[start INFORMATION SUPPLIED]

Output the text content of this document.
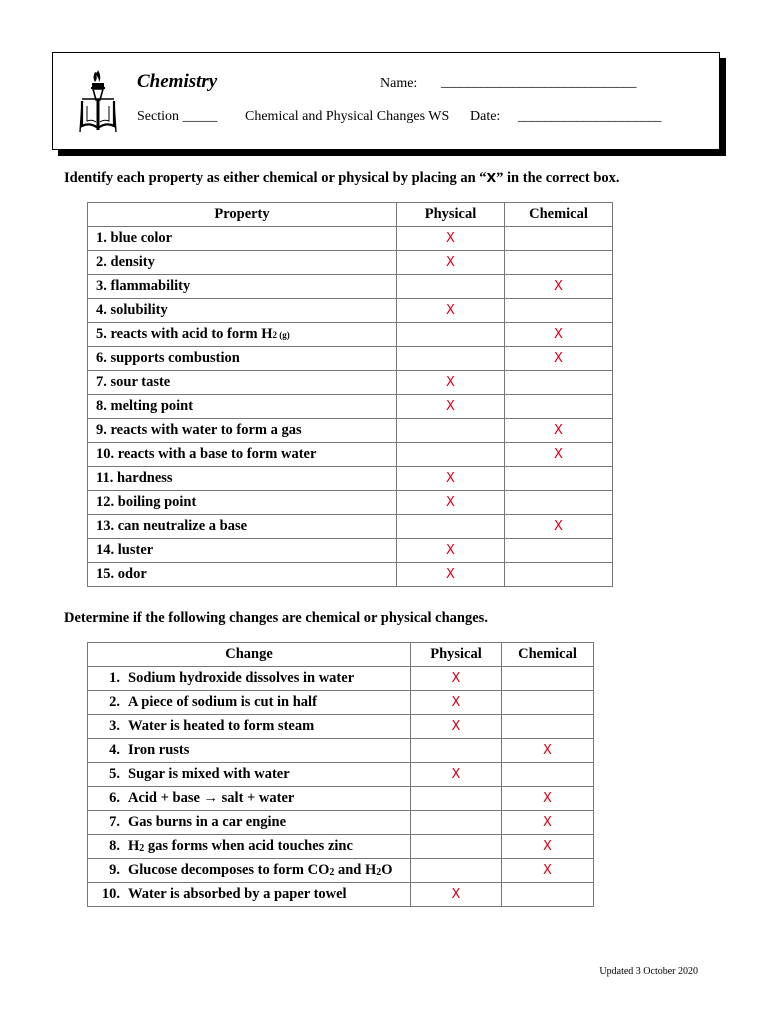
Chemistry	Name: ______________________________
Section _____ Chemical and Physical Changes WS Date: ______________________
Identify each property as either chemical or physical by placing an “X” in the correct box.
Property	Physical	Chemical
1. blue color	X	
2. density	X	
3. flammability		X
4. solubility	X	
5. reacts with acid to form H2 (g)		X
6. supports combustion		X
7. sour taste	X	
8. melting point	X	
9. reacts with water to form a gas		X
10. reacts with a base to form water		X
11. hardness	X	
12. boiling point	X	
13. can neutralize a base		X
14. luster	X	
15. odor	X	
Determine if the following changes are chemical or physical changes.
Change	Physical	Chemical
1. Sodium hydroxide dissolves in water	X	
2. A piece of sodium is cut in half	X	
3. Water is heated to form steam	X	
4. Iron rusts		X
5. Sugar is mixed with water	X	
6. Acid + base → salt + water		X
7. Gas burns in a car engine		X
8. H2 gas forms when acid touches zinc		X
9. Glucose decomposes to form CO2 and H2O		X
10. Water is absorbed by a paper towel	X	
Updated 3 October 2020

[end INFORMATION SUPPLIED]

* [AIM]
Reproduce the entries exactly. Do not carry over any picture.

* [TASK ANSWER]
Output the text content of this document.
Chemistry	Name: ______________________________
Section _____ Chemical and Physical Changes WS Date: ______________________
Identify each property as either chemical or physical by placing an “X” in the correct box.
Property	Physical	Chemical
1. blue color	X	
2. density	X	
3. flammability		X
4. solubility	X	
5. reacts with acid to form H2 (g)		X
6. supports combustion		X
7. sour taste	X	
8. melting point	X	
9. reacts with water to form a gas		X
10. reacts with a base to form water		X
11. hardness	X	
12. boiling point	X	
13. can neutralize a base		X
14. luster	X	
15. odor	X	
Determine if the following changes are chemical or physical changes.
Change	Physical	Chemical
1. Sodium hydroxide dissolves in water	X	
2. A piece of sodium is cut in half	X	
3. Water is heated to form steam	X	
4. Iron rusts		X
5. Sugar is mixed with water	X	
6. Acid + base → salt + water		X
7. Gas burns in a car engine		X
8. H2 gas forms when acid touches zinc		X
9. Glucose decomposes to form CO2 and H2O		X
10. Water is absorbed by a paper towel	X	
Updated 3 October 2020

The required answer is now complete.